● **SUPPLIED TEXT**
If there were any concerns that retailers and other vendors of goods and services are hunkering down on their ad spending, those fears can be safely swept under the rug because just days after Facebook’s dramatic beat, moments ago GOOG likewise slammed expectations by beating massively both on the top and bottom line.
Here are the key results:
- Q4 EPS of $8.67 beat expectations of $8.08, up $2.00 from the $6.76 reported a year ago.
- Revenues of $21.33 billion soared 18% compared to the year ago period; Traffic Acquisition Costs were $2.9 billion for the fourth quarter; net of TAC’s revenues of $17.3 billion beat expectations of $16.9 billion
- Aggregate paid clicks jumped 31%, while paid clicks on Google websites surged 40%
- On the less than pleasant said, the cost per click dropped by 13%, well below the expected, suggesting some mobile tranisition pains
- Free cash flow for the quarter soared to $4.3 billion, more than doubling the $2.8 billion a year ago, as a result of a drop in CapEx from $3.6 billion to $2.1 billion.

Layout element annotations
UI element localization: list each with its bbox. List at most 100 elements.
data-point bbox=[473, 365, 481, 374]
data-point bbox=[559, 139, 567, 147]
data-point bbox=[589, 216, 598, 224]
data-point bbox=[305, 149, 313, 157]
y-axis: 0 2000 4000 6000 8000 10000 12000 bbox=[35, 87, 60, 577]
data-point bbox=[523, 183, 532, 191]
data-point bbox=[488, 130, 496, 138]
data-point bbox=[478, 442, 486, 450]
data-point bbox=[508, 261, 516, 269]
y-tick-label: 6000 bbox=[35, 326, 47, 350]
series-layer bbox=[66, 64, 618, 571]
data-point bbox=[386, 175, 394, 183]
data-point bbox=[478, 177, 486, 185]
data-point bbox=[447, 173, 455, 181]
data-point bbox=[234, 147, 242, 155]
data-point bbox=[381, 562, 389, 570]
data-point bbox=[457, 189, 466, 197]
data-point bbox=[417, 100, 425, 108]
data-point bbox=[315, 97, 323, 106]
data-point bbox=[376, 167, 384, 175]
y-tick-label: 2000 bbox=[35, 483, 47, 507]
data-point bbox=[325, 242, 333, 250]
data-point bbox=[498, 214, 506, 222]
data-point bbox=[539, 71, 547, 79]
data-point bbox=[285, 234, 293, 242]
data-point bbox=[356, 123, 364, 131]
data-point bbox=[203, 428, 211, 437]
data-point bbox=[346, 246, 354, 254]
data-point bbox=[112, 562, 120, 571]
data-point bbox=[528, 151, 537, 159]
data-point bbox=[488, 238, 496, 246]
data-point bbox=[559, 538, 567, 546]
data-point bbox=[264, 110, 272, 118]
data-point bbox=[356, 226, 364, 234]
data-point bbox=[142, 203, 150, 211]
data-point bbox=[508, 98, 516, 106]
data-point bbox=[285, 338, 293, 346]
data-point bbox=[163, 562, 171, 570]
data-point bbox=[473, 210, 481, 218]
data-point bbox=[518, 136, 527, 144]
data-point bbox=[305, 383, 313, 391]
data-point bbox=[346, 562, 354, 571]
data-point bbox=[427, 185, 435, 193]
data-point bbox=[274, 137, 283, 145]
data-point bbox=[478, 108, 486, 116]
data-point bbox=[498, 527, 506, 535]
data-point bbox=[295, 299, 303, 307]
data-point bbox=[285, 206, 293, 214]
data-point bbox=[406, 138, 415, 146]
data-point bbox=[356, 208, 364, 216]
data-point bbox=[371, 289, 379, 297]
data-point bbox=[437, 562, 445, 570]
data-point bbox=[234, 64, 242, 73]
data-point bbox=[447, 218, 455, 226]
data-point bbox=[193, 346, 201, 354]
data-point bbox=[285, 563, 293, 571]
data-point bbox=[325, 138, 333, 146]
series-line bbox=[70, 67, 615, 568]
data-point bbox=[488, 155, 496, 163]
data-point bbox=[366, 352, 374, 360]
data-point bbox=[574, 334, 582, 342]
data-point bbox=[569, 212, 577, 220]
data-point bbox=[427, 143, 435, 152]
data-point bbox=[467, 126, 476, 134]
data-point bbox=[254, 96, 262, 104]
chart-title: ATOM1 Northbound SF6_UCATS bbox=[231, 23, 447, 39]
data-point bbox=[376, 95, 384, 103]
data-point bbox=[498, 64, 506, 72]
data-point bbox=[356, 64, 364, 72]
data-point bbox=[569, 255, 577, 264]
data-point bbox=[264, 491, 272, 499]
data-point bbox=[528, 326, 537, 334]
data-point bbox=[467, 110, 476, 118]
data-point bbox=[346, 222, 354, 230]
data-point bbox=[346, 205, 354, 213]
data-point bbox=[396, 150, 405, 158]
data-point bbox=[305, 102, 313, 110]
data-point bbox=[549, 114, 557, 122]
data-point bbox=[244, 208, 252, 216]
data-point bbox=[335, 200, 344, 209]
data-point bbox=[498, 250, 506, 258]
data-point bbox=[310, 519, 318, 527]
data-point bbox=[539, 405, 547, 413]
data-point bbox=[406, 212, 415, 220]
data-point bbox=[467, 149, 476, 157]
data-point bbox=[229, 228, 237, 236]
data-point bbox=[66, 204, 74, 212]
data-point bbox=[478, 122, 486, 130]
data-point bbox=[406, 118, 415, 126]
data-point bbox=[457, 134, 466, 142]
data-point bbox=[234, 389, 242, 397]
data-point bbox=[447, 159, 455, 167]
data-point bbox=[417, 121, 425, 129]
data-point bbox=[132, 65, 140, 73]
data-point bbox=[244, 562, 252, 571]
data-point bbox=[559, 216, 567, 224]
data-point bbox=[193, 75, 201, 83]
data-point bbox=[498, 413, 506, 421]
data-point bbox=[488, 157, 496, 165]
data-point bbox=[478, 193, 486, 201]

● **WRITTEN TASK A**
Please rewrite the opening paragraph of the Google earnings report, the one starting "If there were any concerns," in a shorter form that keeps its main facts.
● **WRITTEN TASK B**
In the Google earnings report, by how much did paid clicks on Google websites increase?
● **WRITTEN TASK C**
Continue the Google earnings report from its final line.

● **EXPECTED ANSWER A**
Fears that retailers and other vendors are cutting back on ad spending can be set aside: days after Facebook's strong beat, GOOG also topped expectations by a wide margin on both revenue and earnings.

● **EXPECTED ANSWER B**
They rose 40%.

● **EXPECTED ANSWER C**
- GOOG’s cash rose to $73 billion
As Bloomberg adds, the results, reported for the first time under a new structure that separates Google’s main search and advertising operations from riskier investments, show that fourth-quarter revenue, excluding sales passed on to partners, rose 19 percent to $17.3 billion. That exceeded analysts’ average projection for $16.9 billion, according to data compiled by Bloomberg. Profit, before certain items, was $8.67 a share, beating the prediction for $8.08.
Google, which has been investing in artificial intelligence, self-driving cars and health technology, changed its name and structure last year to give investors a clearer view into the performance of its Web business and the money Alphabet Chief Executive Officer Larry Page is devoting to new projects. The health of Google’s main business and investor confidence in the company’s ability to innovate in new areas has helped to more than double the stock price in the past three years, putting Alphabet within sight of overtaking Apple Inc. as the world’s most valuable company.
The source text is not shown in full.